--- Items ---
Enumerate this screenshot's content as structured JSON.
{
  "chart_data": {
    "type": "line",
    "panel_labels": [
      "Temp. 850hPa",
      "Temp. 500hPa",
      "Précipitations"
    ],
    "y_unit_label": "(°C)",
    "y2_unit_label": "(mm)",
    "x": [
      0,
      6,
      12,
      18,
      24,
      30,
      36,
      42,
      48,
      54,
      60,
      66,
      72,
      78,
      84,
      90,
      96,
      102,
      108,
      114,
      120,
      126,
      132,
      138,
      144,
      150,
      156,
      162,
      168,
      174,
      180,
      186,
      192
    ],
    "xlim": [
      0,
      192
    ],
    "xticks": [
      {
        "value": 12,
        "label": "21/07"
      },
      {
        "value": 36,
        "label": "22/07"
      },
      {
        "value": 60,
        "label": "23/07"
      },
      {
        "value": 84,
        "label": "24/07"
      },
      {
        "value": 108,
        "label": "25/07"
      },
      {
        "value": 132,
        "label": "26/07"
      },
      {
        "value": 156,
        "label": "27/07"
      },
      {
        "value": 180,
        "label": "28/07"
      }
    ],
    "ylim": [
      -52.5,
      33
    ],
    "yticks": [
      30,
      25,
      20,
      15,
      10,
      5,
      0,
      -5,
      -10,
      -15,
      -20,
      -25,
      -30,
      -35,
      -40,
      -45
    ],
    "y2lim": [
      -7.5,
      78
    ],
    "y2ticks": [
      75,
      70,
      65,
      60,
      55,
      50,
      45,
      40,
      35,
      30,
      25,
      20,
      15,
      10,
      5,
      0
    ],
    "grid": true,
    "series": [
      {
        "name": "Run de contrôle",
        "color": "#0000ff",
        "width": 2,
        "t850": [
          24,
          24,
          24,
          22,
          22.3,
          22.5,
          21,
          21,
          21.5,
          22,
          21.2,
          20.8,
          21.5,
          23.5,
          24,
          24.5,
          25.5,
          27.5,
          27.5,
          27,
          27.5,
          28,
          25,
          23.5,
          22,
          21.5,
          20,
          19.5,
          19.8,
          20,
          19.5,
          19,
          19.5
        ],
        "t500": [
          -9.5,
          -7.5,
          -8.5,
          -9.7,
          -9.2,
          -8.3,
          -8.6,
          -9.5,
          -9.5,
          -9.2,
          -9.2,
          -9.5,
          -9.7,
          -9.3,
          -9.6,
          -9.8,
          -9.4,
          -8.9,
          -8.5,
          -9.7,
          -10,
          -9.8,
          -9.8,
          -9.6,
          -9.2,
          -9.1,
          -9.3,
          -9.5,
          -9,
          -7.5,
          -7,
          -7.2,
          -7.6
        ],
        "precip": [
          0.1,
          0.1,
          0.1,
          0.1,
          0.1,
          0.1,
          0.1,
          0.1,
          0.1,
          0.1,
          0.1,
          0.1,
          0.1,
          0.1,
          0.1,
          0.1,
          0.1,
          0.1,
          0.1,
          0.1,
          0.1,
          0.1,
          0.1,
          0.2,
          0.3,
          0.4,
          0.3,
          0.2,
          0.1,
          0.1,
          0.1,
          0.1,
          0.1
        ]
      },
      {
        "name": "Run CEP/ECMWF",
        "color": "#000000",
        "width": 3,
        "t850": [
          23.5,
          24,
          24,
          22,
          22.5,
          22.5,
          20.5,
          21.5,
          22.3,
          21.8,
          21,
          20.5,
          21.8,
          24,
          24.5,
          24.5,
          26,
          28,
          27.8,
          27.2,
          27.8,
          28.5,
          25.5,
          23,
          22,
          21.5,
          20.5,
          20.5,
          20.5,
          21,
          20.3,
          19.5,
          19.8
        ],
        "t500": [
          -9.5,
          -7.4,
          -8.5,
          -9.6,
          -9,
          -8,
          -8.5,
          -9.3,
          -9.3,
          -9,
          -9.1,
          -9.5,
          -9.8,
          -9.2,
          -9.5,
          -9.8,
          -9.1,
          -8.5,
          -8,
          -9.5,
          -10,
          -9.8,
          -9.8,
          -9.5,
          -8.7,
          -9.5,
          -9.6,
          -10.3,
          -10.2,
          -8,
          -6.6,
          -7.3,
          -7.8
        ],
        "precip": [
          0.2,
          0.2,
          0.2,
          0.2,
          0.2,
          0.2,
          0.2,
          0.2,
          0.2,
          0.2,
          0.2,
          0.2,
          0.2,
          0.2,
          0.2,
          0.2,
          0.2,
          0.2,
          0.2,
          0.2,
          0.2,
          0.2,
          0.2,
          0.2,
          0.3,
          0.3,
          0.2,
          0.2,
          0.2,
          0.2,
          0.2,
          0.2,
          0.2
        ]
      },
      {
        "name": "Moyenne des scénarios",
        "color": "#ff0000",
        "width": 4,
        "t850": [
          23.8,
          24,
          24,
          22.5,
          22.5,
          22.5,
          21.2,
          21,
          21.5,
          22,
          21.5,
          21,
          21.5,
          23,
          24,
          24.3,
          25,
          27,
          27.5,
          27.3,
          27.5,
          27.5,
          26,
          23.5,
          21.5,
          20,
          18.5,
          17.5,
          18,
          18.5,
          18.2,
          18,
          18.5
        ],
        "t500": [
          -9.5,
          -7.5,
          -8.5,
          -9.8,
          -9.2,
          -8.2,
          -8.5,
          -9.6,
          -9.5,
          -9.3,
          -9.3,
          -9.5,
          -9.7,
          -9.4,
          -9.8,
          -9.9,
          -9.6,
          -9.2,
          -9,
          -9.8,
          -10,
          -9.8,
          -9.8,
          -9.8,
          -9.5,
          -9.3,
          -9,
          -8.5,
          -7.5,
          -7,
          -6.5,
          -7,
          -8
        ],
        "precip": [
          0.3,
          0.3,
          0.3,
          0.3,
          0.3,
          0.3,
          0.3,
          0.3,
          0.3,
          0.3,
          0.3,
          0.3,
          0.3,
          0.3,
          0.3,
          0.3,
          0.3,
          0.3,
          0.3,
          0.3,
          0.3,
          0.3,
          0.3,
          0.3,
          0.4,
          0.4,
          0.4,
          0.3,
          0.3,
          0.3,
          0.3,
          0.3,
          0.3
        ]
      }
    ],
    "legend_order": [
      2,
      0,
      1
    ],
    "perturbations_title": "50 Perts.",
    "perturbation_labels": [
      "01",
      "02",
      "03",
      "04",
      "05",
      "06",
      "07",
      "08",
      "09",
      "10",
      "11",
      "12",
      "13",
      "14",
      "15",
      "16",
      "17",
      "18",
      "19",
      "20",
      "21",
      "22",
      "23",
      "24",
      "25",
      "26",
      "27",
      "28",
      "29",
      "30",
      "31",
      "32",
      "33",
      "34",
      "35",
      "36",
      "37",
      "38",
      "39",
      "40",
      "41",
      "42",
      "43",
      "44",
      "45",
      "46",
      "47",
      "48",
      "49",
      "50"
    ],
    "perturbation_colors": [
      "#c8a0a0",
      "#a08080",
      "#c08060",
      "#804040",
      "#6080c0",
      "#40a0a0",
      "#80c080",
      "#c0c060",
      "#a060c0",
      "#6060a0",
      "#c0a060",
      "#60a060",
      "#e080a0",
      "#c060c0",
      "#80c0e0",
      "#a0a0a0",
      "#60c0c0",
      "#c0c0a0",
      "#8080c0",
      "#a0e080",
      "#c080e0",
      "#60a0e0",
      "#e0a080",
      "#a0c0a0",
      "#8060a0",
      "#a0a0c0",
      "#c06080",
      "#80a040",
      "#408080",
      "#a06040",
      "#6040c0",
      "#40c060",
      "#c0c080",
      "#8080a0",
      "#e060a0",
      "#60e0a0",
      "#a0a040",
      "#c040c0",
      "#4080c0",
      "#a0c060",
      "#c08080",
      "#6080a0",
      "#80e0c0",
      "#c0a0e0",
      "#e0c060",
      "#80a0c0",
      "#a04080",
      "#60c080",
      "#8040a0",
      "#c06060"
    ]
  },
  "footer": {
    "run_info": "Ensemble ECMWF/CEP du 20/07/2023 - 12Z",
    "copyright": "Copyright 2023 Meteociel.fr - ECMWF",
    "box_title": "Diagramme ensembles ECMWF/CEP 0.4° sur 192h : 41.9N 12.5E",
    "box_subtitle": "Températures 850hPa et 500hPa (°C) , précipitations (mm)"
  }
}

--- Work required ---
Say how many lines of the data include the word "ECMWF". Nothing other than the number should be given.

--- The solution ---
4